----- PROVIDED DATA -----

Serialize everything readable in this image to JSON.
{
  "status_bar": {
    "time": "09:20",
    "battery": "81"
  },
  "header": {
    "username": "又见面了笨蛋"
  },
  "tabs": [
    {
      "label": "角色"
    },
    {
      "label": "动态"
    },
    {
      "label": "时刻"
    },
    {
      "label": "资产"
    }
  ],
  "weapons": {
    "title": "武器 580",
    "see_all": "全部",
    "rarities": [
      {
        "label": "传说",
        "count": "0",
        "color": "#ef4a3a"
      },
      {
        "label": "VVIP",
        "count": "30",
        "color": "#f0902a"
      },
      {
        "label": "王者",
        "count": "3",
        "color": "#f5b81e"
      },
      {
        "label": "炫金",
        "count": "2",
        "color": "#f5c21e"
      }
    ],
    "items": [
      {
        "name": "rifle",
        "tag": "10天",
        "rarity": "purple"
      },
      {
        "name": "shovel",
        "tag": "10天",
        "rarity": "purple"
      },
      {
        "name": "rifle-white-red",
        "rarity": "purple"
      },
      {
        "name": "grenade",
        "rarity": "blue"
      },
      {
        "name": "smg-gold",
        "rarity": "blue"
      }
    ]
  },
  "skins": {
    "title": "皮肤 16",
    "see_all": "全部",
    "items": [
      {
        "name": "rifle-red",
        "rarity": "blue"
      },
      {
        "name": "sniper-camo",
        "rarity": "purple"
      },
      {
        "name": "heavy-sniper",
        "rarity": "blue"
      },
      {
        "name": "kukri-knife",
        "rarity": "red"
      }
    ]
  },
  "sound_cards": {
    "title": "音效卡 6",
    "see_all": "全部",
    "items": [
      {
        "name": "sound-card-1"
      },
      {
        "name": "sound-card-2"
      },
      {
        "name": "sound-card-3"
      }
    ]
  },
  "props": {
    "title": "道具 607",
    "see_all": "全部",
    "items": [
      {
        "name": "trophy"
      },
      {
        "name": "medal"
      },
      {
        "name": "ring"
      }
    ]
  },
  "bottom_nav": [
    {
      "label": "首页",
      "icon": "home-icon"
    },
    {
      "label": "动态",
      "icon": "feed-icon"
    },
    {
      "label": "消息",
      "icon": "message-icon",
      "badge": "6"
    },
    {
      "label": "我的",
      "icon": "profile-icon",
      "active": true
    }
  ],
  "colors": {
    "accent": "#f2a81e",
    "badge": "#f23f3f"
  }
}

-----
----- PROVIDED DATA -----

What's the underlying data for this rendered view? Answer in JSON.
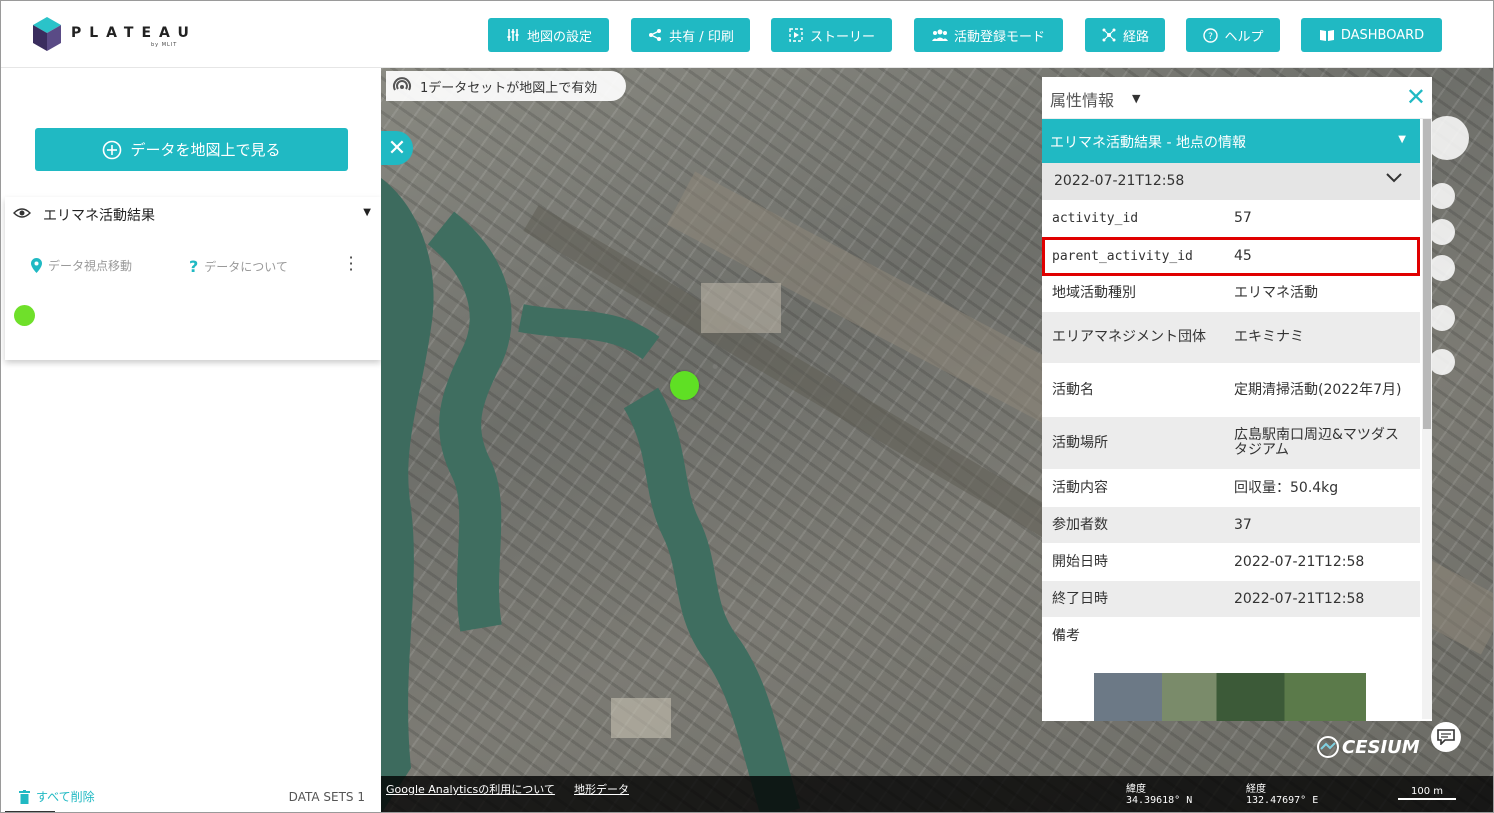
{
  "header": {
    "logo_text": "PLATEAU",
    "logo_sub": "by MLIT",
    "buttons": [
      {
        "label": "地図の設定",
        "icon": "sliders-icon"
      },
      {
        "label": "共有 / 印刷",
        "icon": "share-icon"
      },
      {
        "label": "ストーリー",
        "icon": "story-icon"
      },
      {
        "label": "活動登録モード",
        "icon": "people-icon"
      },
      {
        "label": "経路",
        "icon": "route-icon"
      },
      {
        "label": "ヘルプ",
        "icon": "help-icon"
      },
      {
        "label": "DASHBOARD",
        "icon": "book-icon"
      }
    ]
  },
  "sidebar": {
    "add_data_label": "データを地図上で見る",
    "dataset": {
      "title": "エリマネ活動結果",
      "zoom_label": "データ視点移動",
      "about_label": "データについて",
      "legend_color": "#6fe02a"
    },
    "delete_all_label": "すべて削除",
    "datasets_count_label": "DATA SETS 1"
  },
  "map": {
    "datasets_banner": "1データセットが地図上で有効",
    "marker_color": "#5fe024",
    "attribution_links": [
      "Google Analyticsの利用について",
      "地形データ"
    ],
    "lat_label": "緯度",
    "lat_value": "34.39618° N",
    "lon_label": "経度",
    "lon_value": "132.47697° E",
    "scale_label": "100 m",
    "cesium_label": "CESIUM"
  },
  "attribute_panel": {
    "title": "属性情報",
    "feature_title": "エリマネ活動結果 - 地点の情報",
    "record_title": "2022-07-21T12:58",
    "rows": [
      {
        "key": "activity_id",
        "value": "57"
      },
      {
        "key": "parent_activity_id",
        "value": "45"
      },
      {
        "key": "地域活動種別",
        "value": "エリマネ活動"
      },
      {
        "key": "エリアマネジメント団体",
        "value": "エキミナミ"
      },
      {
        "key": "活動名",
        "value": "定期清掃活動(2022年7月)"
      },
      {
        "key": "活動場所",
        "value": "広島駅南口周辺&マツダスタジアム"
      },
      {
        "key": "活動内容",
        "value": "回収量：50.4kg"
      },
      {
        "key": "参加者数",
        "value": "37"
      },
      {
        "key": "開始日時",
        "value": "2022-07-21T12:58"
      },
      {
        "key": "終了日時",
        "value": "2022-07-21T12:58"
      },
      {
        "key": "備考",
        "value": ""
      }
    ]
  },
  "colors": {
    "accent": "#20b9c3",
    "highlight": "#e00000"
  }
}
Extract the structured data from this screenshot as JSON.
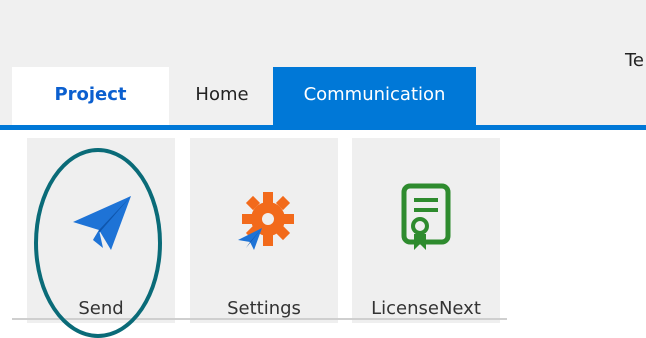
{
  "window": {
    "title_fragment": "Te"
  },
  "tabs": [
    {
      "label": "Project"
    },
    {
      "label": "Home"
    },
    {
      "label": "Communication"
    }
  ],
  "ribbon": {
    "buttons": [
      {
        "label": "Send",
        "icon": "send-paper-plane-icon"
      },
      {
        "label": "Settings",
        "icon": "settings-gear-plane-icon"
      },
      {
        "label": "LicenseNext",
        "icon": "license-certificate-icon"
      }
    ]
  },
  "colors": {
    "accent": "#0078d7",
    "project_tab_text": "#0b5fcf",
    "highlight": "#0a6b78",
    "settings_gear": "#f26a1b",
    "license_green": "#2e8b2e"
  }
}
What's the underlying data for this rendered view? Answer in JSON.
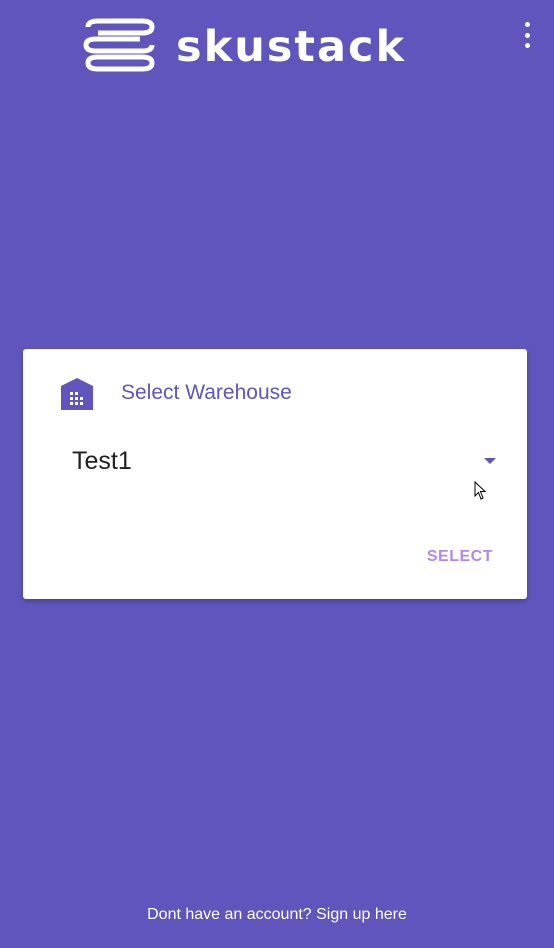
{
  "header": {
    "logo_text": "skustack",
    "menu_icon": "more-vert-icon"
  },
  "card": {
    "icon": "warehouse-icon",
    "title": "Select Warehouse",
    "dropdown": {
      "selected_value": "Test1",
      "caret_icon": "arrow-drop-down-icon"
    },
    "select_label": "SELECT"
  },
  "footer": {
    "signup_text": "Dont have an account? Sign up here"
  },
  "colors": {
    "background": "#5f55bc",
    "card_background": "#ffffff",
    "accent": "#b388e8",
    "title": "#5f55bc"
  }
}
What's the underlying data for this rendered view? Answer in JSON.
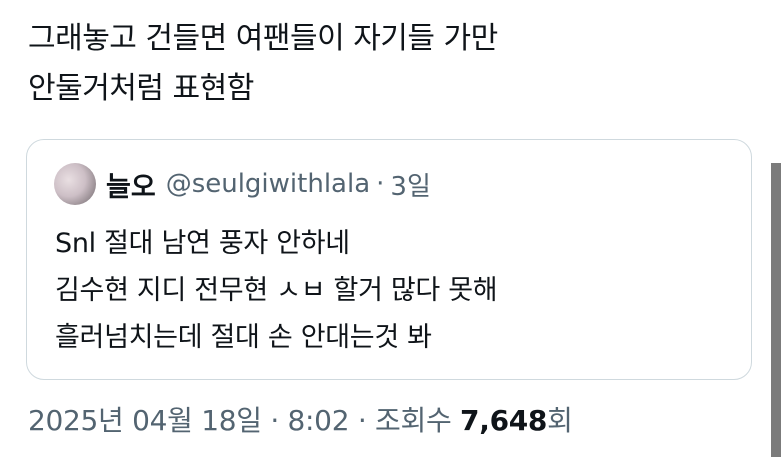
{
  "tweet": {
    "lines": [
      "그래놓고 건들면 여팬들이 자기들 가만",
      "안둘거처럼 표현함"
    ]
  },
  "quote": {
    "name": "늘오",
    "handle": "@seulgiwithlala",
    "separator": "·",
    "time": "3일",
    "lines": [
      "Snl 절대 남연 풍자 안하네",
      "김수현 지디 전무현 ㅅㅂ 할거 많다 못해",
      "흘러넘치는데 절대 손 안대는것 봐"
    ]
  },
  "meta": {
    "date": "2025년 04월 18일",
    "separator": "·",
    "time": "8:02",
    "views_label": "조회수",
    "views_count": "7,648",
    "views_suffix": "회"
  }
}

-----
----- PROVIDED DATA -----

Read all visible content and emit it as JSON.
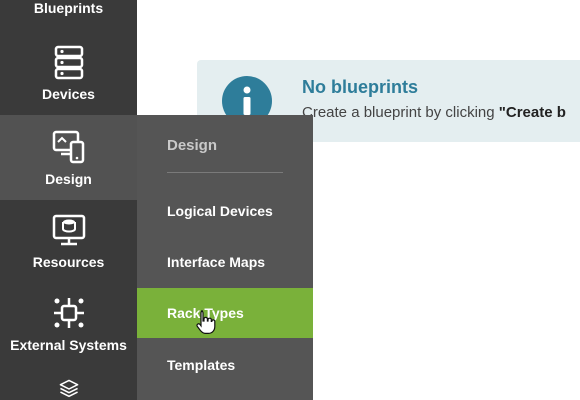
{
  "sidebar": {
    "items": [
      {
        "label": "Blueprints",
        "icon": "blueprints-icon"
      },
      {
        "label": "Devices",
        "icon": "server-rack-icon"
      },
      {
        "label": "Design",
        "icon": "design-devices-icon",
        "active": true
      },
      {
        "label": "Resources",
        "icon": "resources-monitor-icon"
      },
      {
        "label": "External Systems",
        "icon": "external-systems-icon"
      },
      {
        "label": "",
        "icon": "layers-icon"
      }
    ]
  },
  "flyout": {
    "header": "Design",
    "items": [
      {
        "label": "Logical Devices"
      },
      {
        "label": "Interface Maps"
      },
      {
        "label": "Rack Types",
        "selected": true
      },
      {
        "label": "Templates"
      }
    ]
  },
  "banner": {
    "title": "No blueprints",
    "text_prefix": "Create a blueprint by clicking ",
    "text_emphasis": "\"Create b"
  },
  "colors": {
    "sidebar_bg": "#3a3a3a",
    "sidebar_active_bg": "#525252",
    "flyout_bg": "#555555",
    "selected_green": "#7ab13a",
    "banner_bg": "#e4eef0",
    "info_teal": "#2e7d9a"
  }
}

-----

Read through the entries and copy every line that includes "rifle".

• OUTPUT BELOW:
        "name": "rifle",
        "name": "rifle-white-red",
        "name": "rifle-red",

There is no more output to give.